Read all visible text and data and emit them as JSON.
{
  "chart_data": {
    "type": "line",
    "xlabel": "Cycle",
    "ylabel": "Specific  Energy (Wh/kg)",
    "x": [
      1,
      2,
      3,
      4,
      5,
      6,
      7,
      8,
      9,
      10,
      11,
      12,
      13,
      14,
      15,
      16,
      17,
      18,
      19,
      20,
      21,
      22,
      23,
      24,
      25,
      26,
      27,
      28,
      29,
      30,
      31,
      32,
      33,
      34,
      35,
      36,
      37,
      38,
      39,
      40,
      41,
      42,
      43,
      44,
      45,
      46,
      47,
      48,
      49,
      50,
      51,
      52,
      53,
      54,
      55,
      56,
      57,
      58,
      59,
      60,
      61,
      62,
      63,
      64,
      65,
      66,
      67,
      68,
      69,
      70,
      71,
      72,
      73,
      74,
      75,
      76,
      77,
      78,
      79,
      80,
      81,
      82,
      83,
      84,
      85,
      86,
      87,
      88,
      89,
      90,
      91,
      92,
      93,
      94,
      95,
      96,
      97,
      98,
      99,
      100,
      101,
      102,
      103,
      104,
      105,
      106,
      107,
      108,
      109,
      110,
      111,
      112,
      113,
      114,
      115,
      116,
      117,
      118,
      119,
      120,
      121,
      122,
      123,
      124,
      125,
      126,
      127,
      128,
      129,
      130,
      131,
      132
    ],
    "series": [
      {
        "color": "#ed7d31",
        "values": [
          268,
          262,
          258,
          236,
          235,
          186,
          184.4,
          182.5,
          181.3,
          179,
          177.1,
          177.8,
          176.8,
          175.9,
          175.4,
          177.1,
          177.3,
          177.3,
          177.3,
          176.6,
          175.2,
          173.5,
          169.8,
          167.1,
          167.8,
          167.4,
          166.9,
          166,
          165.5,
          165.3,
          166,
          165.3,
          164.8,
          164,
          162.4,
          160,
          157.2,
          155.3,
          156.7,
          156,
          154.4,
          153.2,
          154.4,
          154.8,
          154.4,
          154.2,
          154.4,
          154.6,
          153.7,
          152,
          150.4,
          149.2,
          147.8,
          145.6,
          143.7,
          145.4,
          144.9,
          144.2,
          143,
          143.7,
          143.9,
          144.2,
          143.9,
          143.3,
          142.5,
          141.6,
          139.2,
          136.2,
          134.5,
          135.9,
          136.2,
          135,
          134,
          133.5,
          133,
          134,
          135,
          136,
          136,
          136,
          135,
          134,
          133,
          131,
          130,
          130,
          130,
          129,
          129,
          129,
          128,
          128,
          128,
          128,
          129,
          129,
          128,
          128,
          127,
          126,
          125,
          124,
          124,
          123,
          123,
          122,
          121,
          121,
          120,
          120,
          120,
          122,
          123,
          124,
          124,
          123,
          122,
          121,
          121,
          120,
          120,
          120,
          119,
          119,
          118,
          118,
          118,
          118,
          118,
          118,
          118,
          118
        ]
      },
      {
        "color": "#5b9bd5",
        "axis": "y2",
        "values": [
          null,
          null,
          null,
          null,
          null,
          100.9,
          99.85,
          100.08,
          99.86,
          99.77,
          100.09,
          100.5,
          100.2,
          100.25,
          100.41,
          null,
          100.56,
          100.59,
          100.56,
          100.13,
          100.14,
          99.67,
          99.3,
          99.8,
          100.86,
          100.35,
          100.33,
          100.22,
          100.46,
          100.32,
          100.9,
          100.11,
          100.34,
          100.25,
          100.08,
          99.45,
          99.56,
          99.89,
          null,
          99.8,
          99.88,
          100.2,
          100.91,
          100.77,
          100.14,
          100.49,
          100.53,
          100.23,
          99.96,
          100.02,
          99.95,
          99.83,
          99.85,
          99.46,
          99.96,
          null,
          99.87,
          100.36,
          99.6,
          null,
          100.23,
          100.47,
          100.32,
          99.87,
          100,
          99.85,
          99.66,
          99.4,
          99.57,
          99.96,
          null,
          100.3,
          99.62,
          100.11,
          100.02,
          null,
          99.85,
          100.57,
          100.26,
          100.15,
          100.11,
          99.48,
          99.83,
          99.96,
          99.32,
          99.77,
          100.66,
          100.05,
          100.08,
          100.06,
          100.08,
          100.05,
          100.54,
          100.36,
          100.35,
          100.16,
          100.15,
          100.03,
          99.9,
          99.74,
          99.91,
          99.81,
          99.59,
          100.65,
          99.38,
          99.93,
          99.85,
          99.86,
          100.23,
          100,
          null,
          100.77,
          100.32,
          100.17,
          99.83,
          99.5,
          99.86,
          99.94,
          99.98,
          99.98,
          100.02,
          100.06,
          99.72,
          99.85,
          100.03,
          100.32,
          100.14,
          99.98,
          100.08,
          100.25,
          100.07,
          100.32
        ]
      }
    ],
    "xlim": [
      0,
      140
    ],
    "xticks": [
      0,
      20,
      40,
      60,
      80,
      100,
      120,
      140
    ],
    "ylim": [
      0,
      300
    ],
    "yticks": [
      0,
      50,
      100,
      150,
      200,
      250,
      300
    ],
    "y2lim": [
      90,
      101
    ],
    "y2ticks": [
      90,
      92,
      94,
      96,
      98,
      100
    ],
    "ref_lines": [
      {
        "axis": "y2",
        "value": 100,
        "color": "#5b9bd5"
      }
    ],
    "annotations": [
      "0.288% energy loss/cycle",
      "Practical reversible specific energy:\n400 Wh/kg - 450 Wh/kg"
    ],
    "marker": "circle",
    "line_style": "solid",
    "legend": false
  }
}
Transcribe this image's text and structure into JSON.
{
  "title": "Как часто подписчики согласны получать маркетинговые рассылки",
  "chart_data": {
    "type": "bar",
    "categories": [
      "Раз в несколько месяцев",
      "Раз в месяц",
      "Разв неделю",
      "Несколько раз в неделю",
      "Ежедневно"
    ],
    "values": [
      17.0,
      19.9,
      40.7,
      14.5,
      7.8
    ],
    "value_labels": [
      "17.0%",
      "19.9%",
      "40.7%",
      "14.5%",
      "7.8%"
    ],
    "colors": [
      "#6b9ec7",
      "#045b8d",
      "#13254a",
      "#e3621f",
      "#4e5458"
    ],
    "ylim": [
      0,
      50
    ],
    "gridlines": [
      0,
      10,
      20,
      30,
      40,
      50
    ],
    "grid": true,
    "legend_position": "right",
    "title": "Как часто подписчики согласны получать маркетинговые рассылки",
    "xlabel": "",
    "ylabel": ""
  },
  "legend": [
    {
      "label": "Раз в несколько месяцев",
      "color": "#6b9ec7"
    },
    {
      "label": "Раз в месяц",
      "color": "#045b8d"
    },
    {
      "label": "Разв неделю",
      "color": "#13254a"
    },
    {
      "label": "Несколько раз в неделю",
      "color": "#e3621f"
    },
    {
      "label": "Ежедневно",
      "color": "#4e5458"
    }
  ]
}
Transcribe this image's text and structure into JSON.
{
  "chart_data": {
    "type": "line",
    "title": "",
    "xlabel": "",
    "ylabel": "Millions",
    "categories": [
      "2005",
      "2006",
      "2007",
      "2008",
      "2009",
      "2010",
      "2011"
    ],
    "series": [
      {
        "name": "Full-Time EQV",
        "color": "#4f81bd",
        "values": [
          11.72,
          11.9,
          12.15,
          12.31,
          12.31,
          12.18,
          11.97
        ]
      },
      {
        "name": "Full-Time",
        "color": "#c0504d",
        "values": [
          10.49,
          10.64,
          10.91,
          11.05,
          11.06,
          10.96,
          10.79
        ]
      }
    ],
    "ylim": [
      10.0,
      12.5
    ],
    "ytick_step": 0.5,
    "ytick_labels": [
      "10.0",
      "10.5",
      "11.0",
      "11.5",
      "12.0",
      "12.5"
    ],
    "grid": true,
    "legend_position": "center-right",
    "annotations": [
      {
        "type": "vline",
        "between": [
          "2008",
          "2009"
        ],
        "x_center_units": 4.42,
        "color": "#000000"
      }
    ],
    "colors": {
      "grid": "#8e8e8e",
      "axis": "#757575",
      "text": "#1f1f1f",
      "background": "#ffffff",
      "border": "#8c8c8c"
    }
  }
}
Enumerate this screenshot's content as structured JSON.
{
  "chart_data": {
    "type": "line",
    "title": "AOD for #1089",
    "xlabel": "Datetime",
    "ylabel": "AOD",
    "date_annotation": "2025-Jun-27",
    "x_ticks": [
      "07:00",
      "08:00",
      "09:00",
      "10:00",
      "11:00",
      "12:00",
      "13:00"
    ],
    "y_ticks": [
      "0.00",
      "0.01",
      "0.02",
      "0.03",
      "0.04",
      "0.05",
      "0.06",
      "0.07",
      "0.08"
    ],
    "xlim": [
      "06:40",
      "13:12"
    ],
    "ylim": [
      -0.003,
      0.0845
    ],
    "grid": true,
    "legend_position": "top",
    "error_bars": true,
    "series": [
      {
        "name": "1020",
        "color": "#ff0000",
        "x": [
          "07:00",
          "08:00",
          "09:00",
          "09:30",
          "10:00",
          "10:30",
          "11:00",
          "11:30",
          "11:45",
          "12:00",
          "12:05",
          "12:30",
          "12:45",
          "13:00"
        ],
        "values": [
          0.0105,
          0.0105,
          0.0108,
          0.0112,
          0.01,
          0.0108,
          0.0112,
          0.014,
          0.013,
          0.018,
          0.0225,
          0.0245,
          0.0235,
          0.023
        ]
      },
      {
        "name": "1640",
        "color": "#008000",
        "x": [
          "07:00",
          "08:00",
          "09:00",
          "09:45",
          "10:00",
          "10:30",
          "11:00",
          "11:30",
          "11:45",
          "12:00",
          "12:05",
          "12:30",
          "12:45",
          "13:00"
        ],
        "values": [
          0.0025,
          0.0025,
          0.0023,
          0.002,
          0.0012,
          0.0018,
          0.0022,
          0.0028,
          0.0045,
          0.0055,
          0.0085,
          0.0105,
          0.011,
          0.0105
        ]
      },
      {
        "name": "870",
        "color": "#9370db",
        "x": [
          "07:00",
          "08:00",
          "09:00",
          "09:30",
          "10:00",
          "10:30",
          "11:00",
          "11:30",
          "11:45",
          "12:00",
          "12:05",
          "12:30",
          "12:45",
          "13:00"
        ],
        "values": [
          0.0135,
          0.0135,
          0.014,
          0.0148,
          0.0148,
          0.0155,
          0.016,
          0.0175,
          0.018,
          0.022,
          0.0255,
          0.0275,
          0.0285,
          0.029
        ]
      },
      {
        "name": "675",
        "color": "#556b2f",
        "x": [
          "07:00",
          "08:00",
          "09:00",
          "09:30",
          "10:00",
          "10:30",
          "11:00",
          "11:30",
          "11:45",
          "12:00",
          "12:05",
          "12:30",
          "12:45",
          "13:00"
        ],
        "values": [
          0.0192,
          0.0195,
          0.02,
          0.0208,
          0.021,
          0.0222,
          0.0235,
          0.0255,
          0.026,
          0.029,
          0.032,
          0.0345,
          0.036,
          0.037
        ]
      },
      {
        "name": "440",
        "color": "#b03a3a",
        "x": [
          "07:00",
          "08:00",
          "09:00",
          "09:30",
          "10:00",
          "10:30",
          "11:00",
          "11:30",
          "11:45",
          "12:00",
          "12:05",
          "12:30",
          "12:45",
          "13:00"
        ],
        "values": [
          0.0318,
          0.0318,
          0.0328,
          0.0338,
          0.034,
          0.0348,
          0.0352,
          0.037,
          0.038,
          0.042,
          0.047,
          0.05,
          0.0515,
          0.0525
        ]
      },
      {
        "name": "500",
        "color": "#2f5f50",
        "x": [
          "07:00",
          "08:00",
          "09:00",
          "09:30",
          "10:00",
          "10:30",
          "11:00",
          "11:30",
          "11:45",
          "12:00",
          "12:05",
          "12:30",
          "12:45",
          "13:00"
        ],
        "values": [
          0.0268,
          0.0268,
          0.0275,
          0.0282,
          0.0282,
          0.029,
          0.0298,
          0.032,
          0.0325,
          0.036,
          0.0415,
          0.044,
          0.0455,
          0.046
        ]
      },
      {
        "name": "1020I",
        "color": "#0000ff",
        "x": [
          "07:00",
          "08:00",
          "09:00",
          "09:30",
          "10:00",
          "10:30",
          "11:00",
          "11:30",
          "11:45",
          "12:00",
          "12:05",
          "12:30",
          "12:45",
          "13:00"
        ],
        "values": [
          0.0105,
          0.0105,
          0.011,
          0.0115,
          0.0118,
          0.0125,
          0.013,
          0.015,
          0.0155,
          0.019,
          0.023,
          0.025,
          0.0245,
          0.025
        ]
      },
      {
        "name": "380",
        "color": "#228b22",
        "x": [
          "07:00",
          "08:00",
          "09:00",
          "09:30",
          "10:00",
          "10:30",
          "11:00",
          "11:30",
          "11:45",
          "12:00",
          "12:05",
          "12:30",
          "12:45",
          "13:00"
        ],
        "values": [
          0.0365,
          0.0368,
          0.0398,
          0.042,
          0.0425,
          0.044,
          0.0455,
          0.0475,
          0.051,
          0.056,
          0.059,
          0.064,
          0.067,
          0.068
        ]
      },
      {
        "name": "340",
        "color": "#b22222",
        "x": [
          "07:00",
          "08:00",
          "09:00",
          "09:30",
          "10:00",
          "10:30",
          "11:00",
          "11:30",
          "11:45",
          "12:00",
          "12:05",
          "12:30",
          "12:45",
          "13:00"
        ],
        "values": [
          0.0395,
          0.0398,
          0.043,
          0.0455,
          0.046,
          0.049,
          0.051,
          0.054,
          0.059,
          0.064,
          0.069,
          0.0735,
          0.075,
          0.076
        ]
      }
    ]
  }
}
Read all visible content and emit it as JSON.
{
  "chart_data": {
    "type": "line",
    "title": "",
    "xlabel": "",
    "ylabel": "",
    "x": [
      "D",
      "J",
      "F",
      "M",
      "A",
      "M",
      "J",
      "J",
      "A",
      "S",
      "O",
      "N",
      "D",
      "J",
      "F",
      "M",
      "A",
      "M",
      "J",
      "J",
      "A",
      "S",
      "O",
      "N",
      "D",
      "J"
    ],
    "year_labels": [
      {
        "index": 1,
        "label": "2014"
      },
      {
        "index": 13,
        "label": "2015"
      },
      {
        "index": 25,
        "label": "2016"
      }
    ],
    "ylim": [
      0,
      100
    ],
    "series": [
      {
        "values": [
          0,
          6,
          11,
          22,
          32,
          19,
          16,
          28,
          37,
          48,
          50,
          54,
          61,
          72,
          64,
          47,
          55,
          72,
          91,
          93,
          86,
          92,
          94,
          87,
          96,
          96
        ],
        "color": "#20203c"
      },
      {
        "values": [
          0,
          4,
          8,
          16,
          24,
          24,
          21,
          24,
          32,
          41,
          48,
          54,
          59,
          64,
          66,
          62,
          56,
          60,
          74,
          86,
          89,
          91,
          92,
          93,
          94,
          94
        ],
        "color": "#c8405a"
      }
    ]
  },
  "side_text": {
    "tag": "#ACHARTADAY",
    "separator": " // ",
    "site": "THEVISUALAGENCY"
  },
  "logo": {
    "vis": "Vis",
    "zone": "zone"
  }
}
##############################
◆ **What is being asked**
From the listing above, copy all lines holding the word "часто".

◆ **Solution to this problem**
  "title": "Как часто подписчики согласны получать маркетинговые рассылки",
    "title": "Как часто подписчики согласны получать маркетинговые рассылки",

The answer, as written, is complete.